• [SET PROBLEM] With pictures omitted, copy exactly the lines from the one containing "Give me the" through the end of the records below.

Items from a dataset:
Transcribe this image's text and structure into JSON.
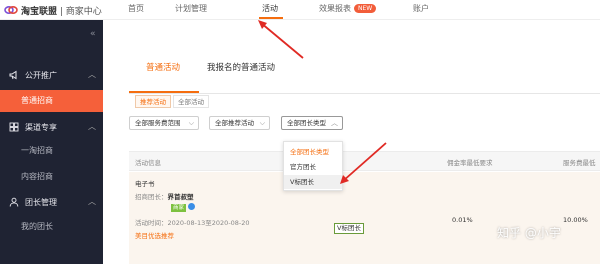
{
  "topnav": {
    "logo_brand": "淘宝联盟",
    "logo_sub": "商家中心",
    "items": [
      {
        "label": "首页"
      },
      {
        "label": "计划管理"
      },
      {
        "label": "活动"
      },
      {
        "label": "效果报表",
        "badge": "NEW"
      },
      {
        "label": "账户"
      }
    ]
  },
  "sidebar": {
    "collapse_icon": "double-chevron-left-icon",
    "groups": [
      {
        "label": "公开推广",
        "icon": "megaphone-icon",
        "expanded": true
      },
      {
        "label": "渠道专享",
        "icon": "grid-icon",
        "expanded": true
      },
      {
        "label": "团长管理",
        "icon": "user-icon",
        "expanded": true
      }
    ],
    "items": [
      {
        "label": "普通招商",
        "active": true
      },
      {
        "label": "一淘招商"
      },
      {
        "label": "内容招商"
      },
      {
        "label": "我的团长"
      }
    ]
  },
  "main": {
    "tabs": [
      {
        "label": "普通活动",
        "active": true
      },
      {
        "label": "我报名的普通活动"
      }
    ],
    "pills": [
      {
        "label": "推荐活动",
        "active": true
      },
      {
        "label": "全部活动"
      }
    ],
    "filters": [
      {
        "label": "全部服务费范围"
      },
      {
        "label": "全部推荐活动"
      },
      {
        "label": "全部团长类型"
      }
    ],
    "dropdown_options": [
      {
        "label": "全部团长类型",
        "selected": true
      },
      {
        "label": "官方团长"
      },
      {
        "label": "V标团长",
        "hover": true
      }
    ],
    "table_headers": [
      "活动信息",
      "佣金率最低要求",
      "服务费最低"
    ],
    "row": {
      "category": "电子书",
      "leader_prefix": "招商团长：",
      "leader_name": "界首叔塑",
      "tag_green": "商家",
      "v_tag": "V标团长",
      "time": "活动时间：2020-08-13至2020-08-20",
      "promo": "美目优选推荐",
      "commission": "0.01%",
      "service_fee": "10.00%"
    }
  },
  "watermark": "知乎 @小宇",
  "colors": {
    "accent": "#f56d0e",
    "sidebar_bg": "#1f2333",
    "sidebar_active": "#f5603a",
    "arrow": "#e02a24"
  }
}
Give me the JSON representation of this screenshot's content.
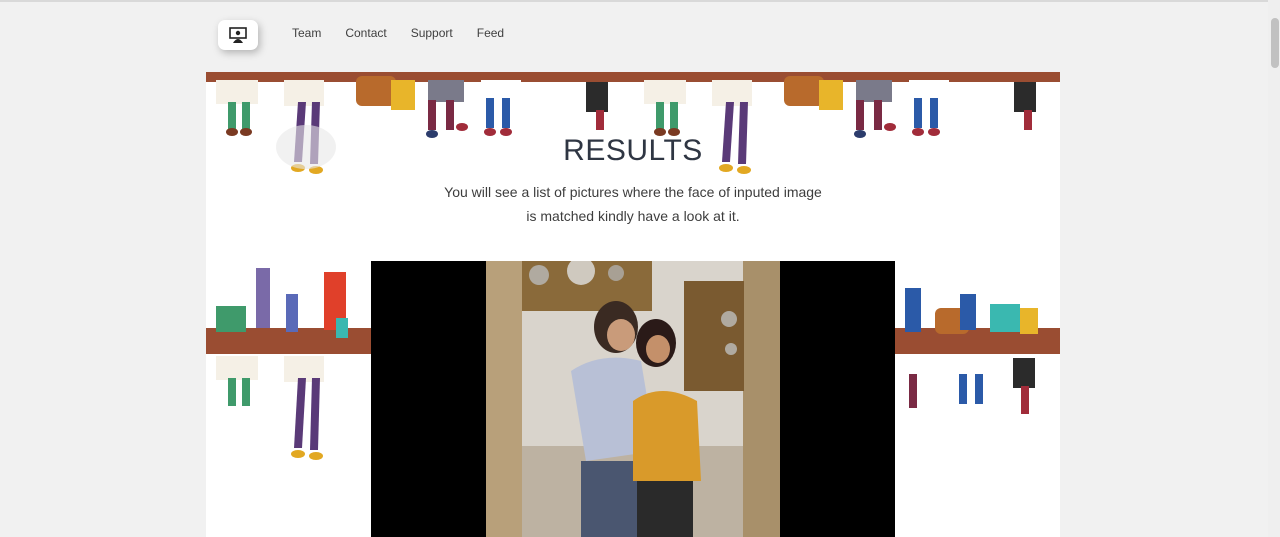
{
  "nav": {
    "logo_icon": "presentation-person-icon",
    "links": [
      "Team",
      "Contact",
      "Support",
      "Feed"
    ]
  },
  "hero": {
    "title": "RESULTS",
    "subtitle_line1": "You will see a list of pictures where the face of inputed image",
    "subtitle_line2": "is matched kindly have a look at it."
  },
  "result": {
    "image_desc_icon": "matched-photo"
  },
  "colors": {
    "page_bg": "#f1f1f1",
    "card_bg": "#ffffff",
    "title": "#2f3643",
    "bench": "#9a4d32"
  }
}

• [ANSWER TO THE EXERCISE]
Give me the JSON representation of this screenshot's content.
{
  "nav": {
    "logo_icon": "presentation-person-icon",
    "links": [
      "Team",
      "Contact",
      "Support",
      "Feed"
    ]
  },
  "hero": {
    "title": "RESULTS",
    "subtitle_line1": "You will see a list of pictures where the face of inputed image",
    "subtitle_line2": "is matched kindly have a look at it."
  },
  "result": {
    "image_desc_icon": "matched-photo"
  },
  "colors": {
    "page_bg": "#f1f1f1",
    "card_bg": "#ffffff",
    "title": "#2f3643",
    "bench": "#9a4d32"
  }
}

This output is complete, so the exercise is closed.